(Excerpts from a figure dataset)
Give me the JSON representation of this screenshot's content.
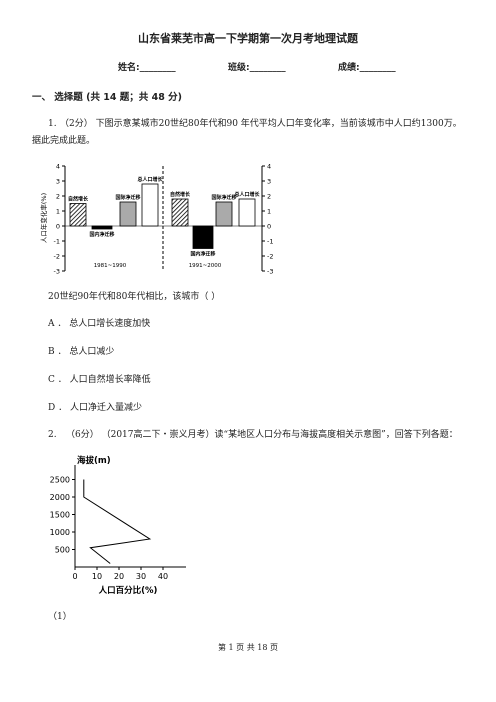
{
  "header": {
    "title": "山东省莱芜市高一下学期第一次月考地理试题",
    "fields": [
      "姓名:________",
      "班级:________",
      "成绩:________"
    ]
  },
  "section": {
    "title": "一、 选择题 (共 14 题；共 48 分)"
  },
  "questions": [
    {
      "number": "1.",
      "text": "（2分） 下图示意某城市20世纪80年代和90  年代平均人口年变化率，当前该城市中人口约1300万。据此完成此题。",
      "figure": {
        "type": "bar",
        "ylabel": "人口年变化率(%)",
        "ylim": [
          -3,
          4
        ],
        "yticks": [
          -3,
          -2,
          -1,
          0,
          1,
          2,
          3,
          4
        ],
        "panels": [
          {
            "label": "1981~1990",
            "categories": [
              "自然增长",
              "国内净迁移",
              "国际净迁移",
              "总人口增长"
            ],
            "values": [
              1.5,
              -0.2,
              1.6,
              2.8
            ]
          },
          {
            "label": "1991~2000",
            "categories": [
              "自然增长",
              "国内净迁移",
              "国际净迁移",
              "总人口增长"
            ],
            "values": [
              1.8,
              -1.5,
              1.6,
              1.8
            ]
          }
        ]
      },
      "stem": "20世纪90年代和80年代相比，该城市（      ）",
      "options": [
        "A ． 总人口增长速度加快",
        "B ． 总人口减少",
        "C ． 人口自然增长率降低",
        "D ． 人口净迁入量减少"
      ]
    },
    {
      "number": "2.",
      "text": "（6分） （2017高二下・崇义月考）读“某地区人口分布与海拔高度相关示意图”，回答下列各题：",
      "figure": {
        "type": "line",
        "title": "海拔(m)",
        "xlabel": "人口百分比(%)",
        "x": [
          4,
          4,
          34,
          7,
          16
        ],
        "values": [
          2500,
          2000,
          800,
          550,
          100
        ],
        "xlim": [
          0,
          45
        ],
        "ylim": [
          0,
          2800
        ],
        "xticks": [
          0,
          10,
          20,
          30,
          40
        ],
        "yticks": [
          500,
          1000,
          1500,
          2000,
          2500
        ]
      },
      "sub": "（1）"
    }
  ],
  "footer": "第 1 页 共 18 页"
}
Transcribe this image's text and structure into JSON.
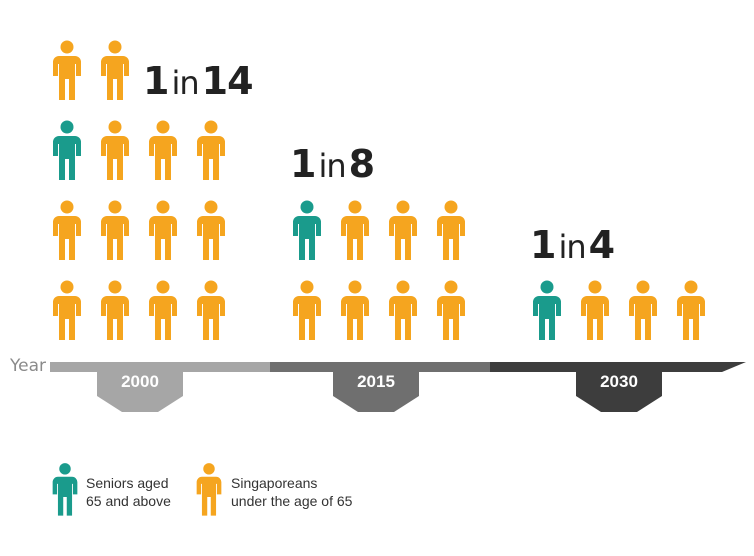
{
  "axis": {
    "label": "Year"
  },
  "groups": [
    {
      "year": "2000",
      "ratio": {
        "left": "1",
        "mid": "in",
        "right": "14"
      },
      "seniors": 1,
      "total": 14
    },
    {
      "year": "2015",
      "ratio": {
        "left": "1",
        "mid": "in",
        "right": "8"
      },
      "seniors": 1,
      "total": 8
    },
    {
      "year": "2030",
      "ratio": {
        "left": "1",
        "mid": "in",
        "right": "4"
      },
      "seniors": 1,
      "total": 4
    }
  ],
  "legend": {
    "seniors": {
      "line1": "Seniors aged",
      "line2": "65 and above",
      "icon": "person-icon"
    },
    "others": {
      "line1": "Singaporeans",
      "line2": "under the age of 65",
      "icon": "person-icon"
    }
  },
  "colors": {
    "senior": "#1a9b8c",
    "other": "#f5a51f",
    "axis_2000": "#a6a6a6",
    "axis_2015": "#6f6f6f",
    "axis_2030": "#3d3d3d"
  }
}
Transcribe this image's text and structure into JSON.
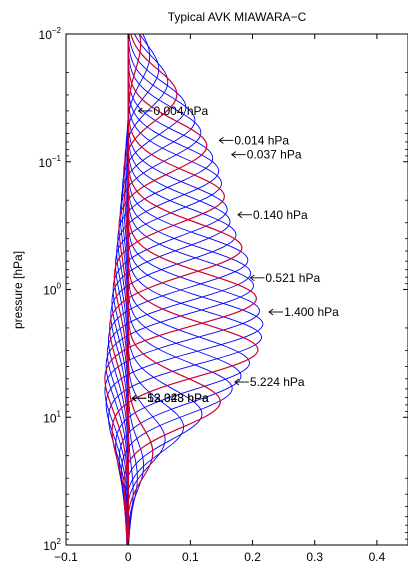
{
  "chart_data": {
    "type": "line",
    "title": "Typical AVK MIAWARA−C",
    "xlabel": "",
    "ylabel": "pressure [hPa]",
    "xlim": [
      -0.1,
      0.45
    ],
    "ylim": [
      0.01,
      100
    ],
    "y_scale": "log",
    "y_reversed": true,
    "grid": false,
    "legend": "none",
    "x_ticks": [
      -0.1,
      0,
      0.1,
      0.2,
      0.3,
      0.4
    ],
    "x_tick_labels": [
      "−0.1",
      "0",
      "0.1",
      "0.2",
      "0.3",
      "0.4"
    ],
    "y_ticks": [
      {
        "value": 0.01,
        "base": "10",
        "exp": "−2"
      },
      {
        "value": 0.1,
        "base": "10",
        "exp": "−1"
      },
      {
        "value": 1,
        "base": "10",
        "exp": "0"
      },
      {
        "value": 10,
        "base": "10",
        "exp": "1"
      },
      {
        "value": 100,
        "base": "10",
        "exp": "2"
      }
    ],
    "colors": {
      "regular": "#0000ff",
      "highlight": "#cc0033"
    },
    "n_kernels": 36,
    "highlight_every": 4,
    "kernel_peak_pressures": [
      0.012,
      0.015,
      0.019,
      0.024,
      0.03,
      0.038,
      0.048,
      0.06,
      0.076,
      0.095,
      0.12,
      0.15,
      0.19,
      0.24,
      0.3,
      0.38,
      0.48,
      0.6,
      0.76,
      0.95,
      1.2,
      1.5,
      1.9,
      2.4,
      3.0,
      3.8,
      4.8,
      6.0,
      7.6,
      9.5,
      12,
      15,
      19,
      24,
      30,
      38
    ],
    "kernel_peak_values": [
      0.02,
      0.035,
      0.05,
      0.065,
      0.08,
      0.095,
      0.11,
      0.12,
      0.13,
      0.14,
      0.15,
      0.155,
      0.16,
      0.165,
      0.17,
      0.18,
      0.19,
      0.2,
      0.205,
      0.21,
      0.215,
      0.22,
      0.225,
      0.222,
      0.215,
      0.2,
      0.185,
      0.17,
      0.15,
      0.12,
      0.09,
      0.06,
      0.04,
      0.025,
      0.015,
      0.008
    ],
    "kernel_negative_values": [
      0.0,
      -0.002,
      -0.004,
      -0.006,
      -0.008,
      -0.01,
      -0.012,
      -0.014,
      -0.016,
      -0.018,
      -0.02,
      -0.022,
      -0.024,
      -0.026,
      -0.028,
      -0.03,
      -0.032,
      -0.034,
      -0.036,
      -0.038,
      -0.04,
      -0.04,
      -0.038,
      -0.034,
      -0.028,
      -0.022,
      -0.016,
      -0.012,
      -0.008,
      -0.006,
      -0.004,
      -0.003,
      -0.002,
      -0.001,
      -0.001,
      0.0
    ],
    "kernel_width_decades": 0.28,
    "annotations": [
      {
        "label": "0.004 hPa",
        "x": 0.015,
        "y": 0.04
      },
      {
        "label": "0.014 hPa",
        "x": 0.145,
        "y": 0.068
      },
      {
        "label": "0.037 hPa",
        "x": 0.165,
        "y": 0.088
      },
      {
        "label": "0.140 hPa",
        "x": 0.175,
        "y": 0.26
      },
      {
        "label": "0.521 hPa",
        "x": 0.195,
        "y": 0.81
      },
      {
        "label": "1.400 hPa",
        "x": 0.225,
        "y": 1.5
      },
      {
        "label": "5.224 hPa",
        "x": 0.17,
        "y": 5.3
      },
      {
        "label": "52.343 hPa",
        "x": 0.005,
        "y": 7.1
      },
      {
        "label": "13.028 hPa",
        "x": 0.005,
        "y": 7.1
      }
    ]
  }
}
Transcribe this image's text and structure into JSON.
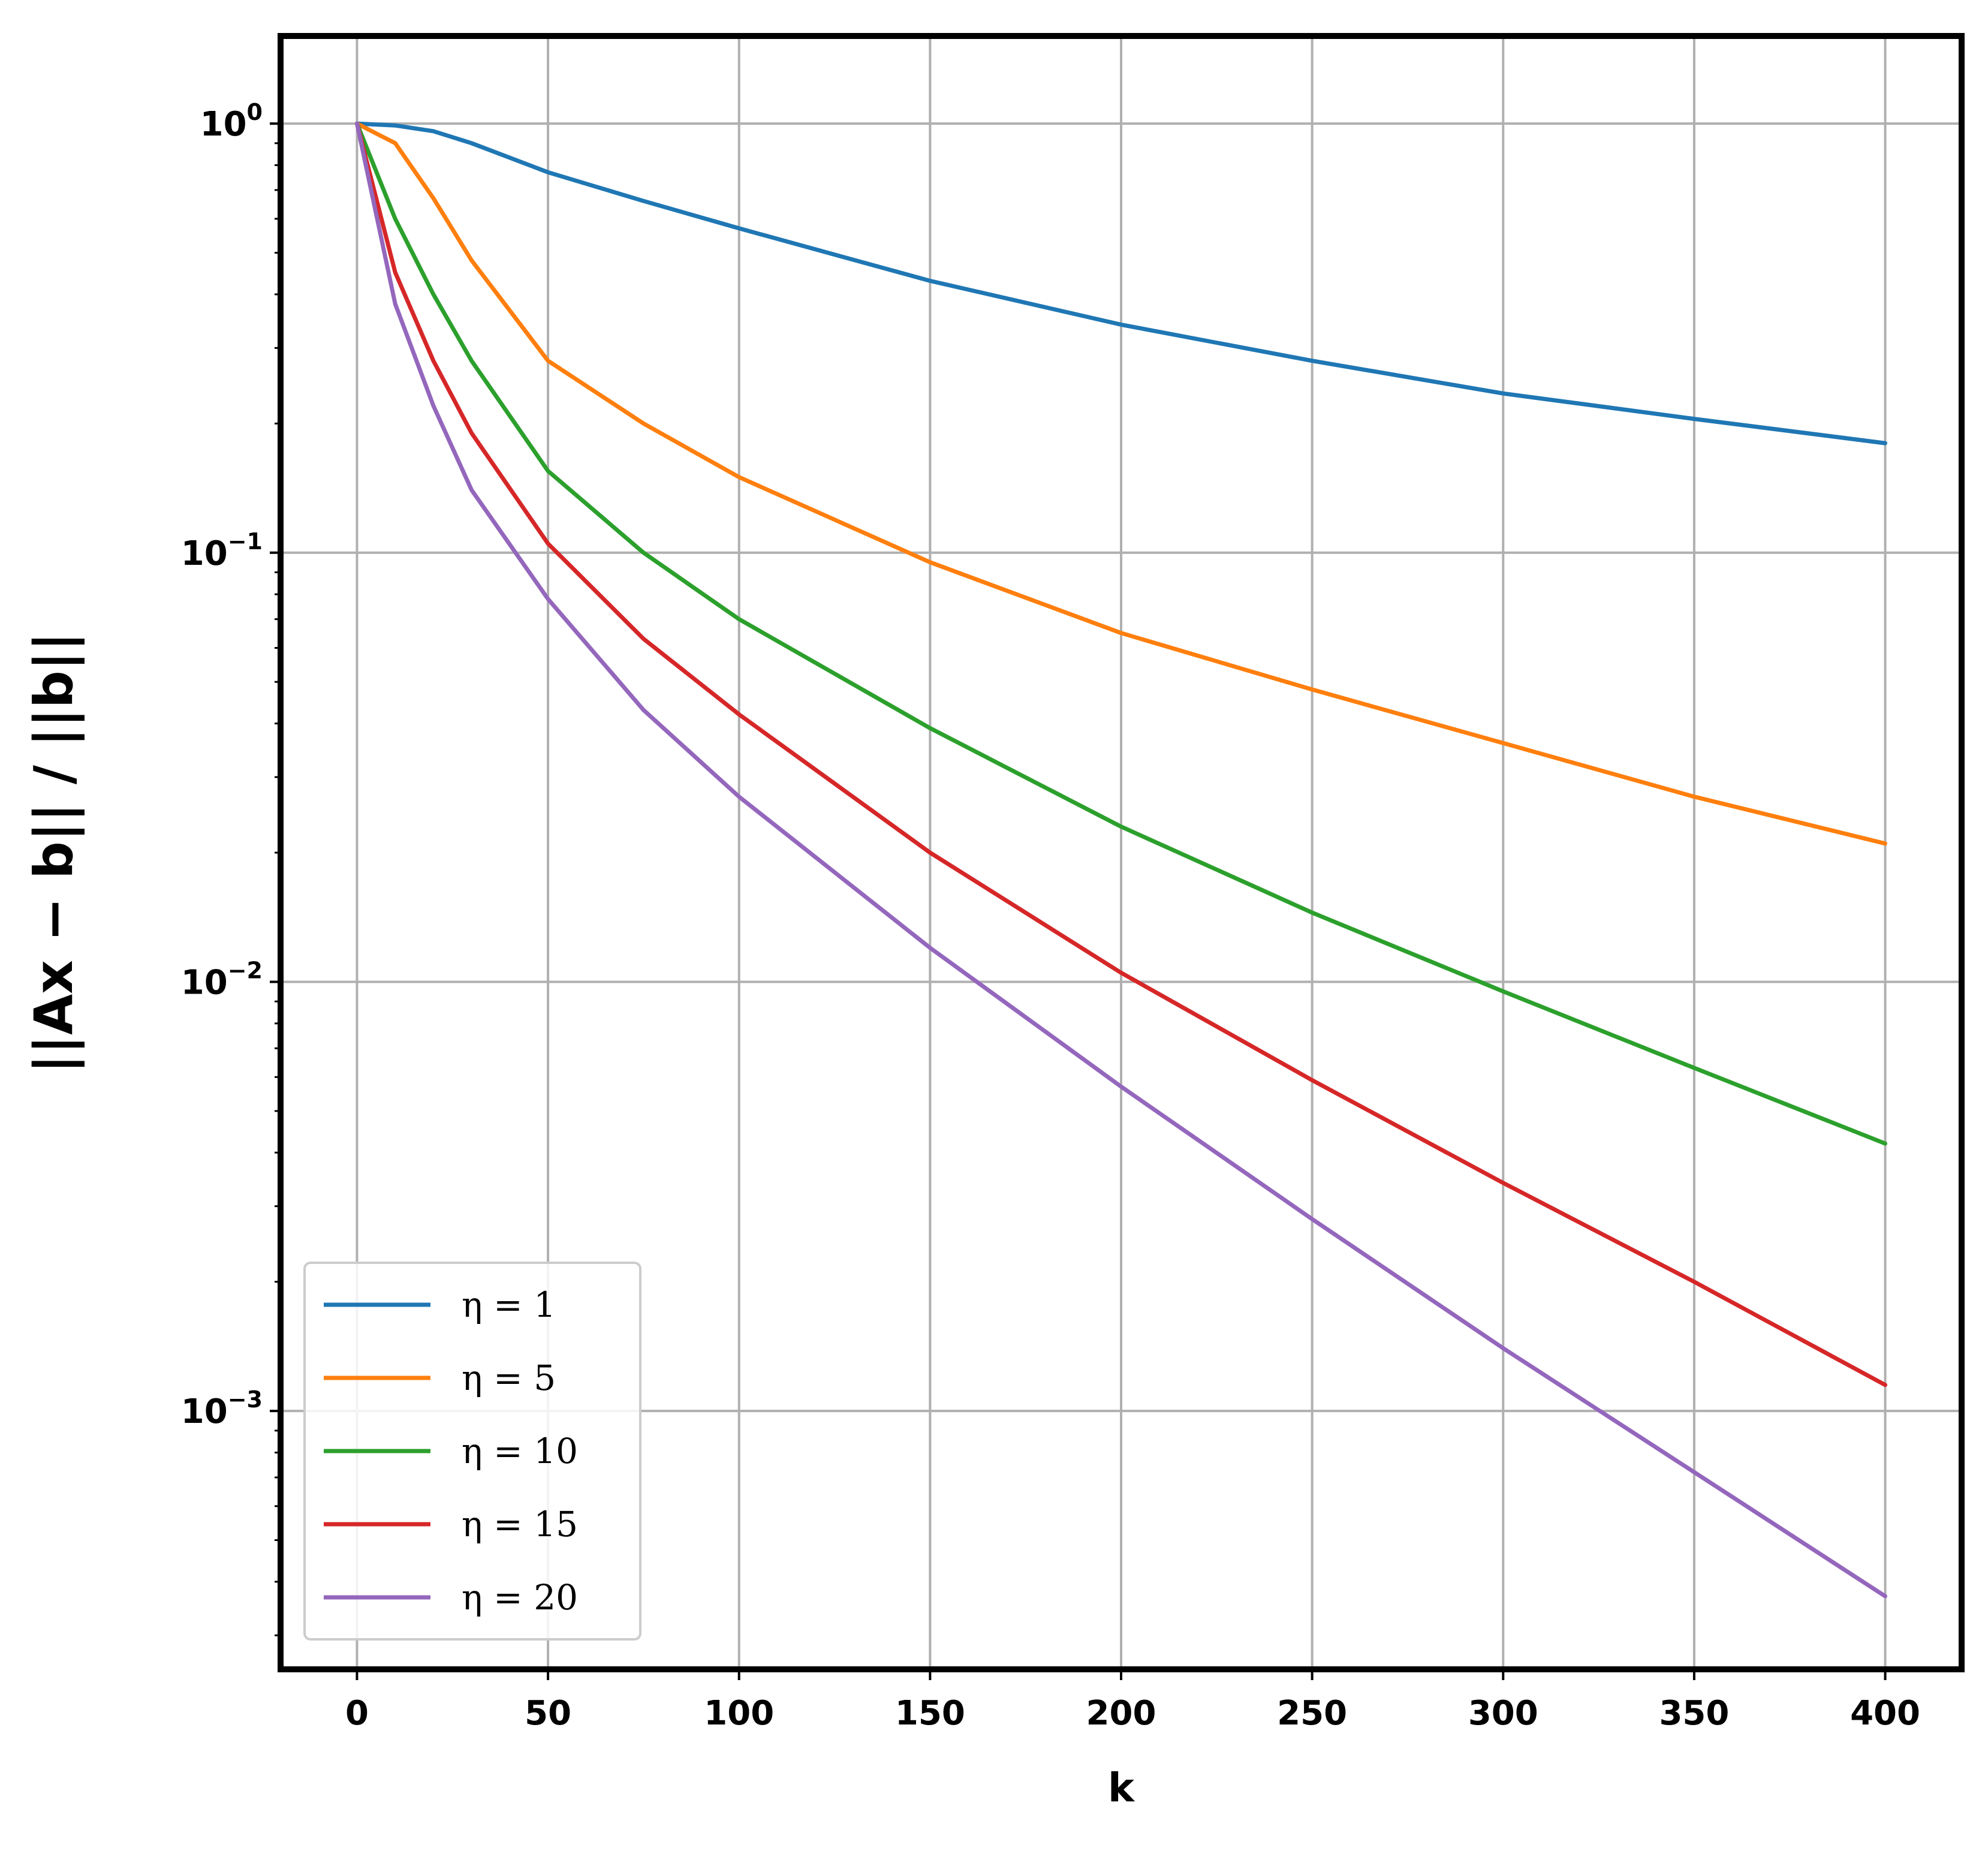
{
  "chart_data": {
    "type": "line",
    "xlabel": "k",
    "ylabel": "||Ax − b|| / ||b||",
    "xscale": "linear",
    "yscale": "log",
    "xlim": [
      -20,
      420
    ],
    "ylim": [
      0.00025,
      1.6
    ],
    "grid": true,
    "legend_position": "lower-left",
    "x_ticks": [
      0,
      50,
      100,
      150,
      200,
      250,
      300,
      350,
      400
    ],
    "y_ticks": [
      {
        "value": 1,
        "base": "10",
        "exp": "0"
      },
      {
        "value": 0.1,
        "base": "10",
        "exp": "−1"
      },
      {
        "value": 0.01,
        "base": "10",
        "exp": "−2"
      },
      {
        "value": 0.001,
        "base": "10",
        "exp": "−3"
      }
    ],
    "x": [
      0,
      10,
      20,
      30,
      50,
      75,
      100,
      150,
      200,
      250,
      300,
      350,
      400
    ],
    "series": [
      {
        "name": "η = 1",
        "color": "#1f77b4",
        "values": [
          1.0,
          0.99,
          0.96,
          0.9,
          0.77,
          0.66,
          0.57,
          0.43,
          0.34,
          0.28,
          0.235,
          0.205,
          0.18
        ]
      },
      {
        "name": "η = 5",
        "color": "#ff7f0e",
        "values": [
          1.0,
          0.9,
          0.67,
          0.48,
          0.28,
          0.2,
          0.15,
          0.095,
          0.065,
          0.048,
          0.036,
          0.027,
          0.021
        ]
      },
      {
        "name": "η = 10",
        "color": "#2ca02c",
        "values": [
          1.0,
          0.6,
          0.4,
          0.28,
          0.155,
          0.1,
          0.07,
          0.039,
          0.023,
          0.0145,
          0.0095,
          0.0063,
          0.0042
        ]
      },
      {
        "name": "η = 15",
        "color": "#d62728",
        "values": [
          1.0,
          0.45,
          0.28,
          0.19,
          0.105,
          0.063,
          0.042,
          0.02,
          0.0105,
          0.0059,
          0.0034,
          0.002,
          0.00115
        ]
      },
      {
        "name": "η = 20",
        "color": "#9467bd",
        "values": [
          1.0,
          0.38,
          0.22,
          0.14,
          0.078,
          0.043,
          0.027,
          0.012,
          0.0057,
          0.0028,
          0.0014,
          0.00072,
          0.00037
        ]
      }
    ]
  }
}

### TASK PROMPT:
Report how many lines in this data include the string "ylabel", and nothing else.

### RESULT FOR THIS EXERCISE:
3